▶ _PROBLEM DESCRIPTION_
Restate each of the lines below word for word and drop every picture.

##### DATA FOR PROCESSING #####

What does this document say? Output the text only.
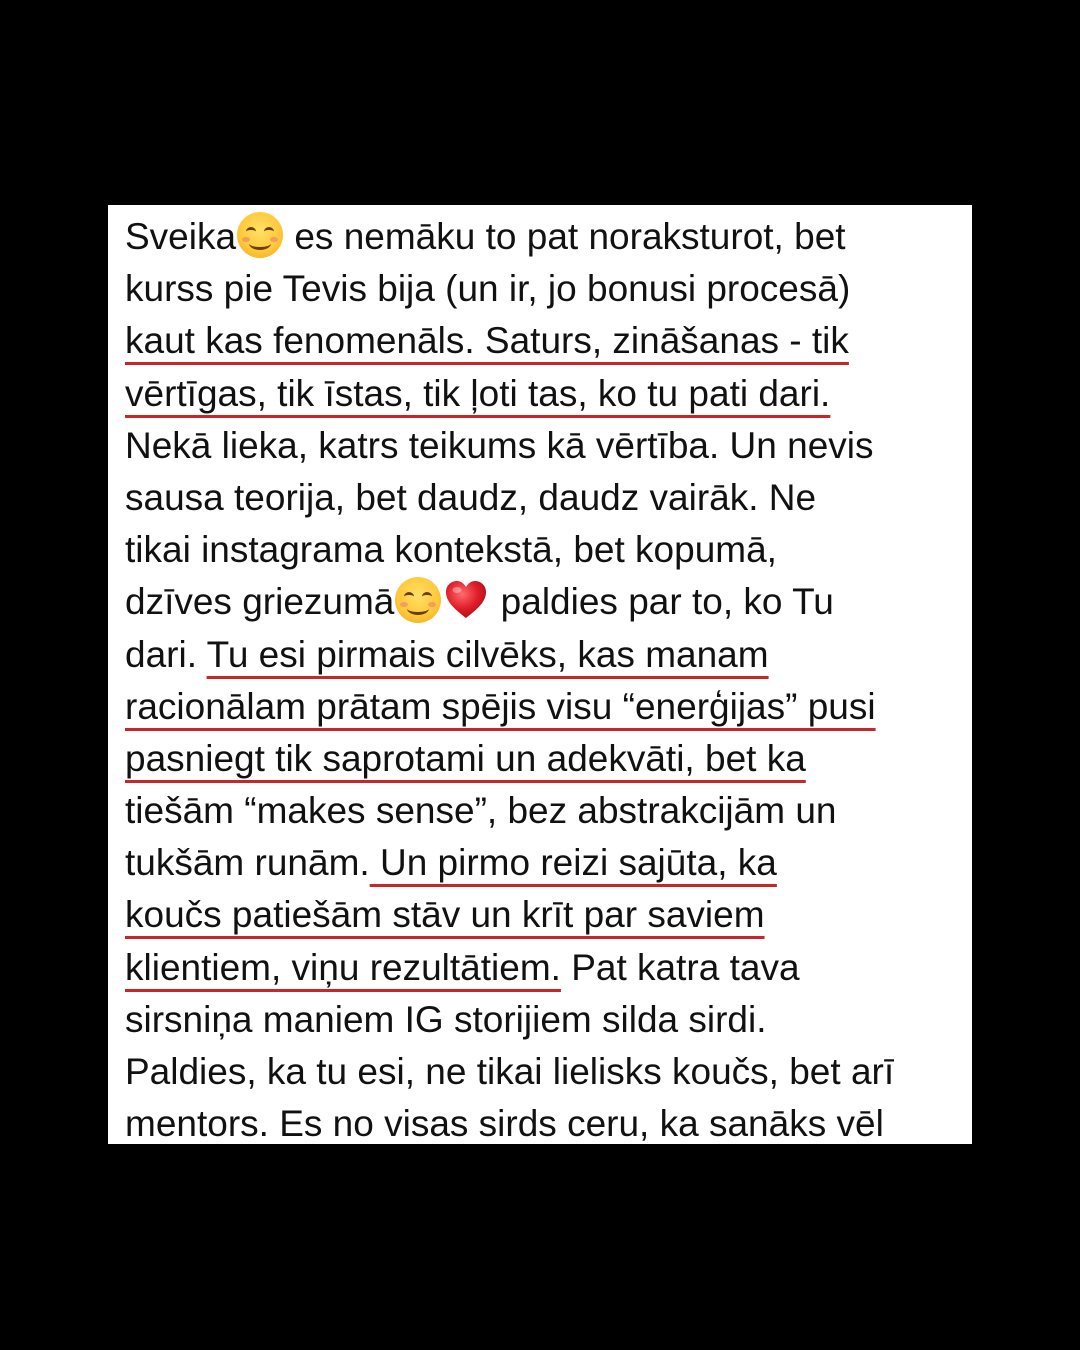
Sveika
es nemāku to pat noraksturot, bet
kurss pie Tevis bija (un ir, jo bonusi procesā)
kaut kas fenomenāls. Saturs, zināšanas - tik
vērtīgas, tik īstas, tik ļoti tas, ko tu pati dari.
Nekā lieka, katrs teikums kā vērtība. Un nevis
sausa teorija, bet daudz, daudz vairāk. Ne
tikai instagrama kontekstā, bet kopumā,
dzīves griezumā	paldies par to, ko Tu
dari. Tu esi pirmais cilvēks, kas manam
racionālam prātam spējis visu “enerģijas” pusi
pasniegt tik saprotami un adekvāti, bet ka
tiešām “makes sense”, bez abstrakcijām un
tukšām runām. Un pirmo reizi sajūta, ka
koučs patiešām stāv un krīt par saviem
klientiem, viņu rezultātiem. Pat katra tava
sirsniņa maniem IG storijiem silda sirdi.
Paldies, ka tu esi, ne tikai lielisks koučs, bet arī
mentors. Es no visas sirds ceru, ka sanāks vēl
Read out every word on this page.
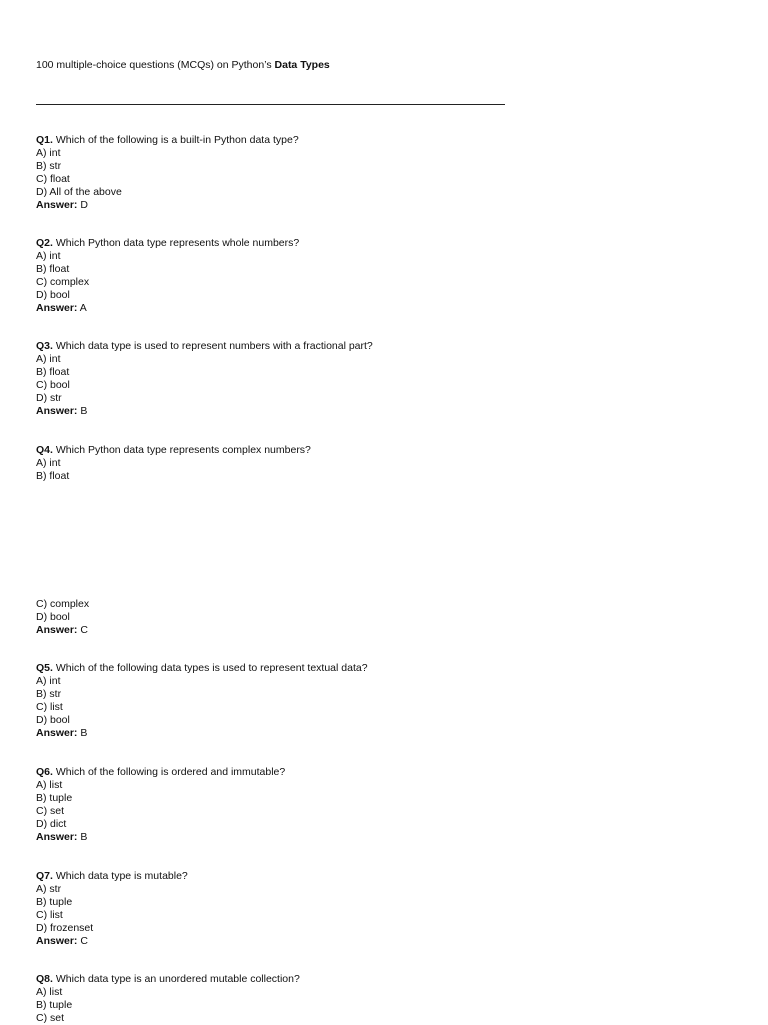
100 multiple-choice questions (MCQs) on Python’s Data Types
Q1. Which of the following is a built-in Python data type?
A) int
B) str
C) float
D) All of the above
Answer: D
Q2. Which Python data type represents whole numbers?
A) int
B) float
C) complex
D) bool
Answer: A
Q3. Which data type is used to represent numbers with a fractional part?
A) int
B) float
C) bool
D) str
Answer: B
Q4. Which Python data type represents complex numbers?
A) int
B) float
C) complex
D) bool
Answer: C
Q5. Which of the following data types is used to represent textual data?
A) int
B) str
C) list
D) bool
Answer: B
Q6. Which of the following is ordered and immutable?
A) list
B) tuple
C) set
D) dict
Answer: B
Q7. Which data type is mutable?
A) str
B) tuple
C) list
D) frozenset
Answer: C
Q8. Which data type is an unordered mutable collection?
A) list
B) tuple
C) set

#####

▶ _EXERCISE RESPONSE_
What does this document say? Output the text only.
Sveika
es nemāku to pat noraksturot, bet
kurss pie Tevis bija (un ir, jo bonusi procesā)
kaut kas fenomenāls. Saturs, zināšanas - tik
vērtīgas, tik īstas, tik ļoti tas, ko tu pati dari.
Nekā lieka, katrs teikums kā vērtība. Un nevis
sausa teorija, bet daudz, daudz vairāk. Ne
tikai instagrama kontekstā, bet kopumā,
dzīves griezumā	paldies par to, ko Tu
dari. Tu esi pirmais cilvēks, kas manam
racionālam prātam spējis visu “enerģijas” pusi
pasniegt tik saprotami un adekvāti, bet ka
tiešām “makes sense”, bez abstrakcijām un
tukšām runām. Un pirmo reizi sajūta, ka
koučs patiešām stāv un krīt par saviem
klientiem, viņu rezultātiem. Pat katra tava
sirsniņa maniem IG storijiem silda sirdi.
Paldies, ka tu esi, ne tikai lielisks koučs, bet arī
mentors. Es no visas sirds ceru, ka sanāks vēl
Read out every word on this page.
100 multiple-choice questions (MCQs) on Python’s Data Types
Q1. Which of the following is a built-in Python data type?
A) int
B) str
C) float
D) All of the above
Answer: D
Q2. Which Python data type represents whole numbers?
A) int
B) float
C) complex
D) bool
Answer: A
Q3. Which data type is used to represent numbers with a fractional part?
A) int
B) float
C) bool
D) str
Answer: B
Q4. Which Python data type represents complex numbers?
A) int
B) float
C) complex
D) bool
Answer: C
Q5. Which of the following data types is used to represent textual data?
A) int
B) str
C) list
D) bool
Answer: B
Q6. Which of the following is ordered and immutable?
A) list
B) tuple
C) set
D) dict
Answer: B
Q7. Which data type is mutable?
A) str
B) tuple
C) list
D) frozenset
Answer: C
Q8. Which data type is an unordered mutable collection?
A) list
B) tuple
C) set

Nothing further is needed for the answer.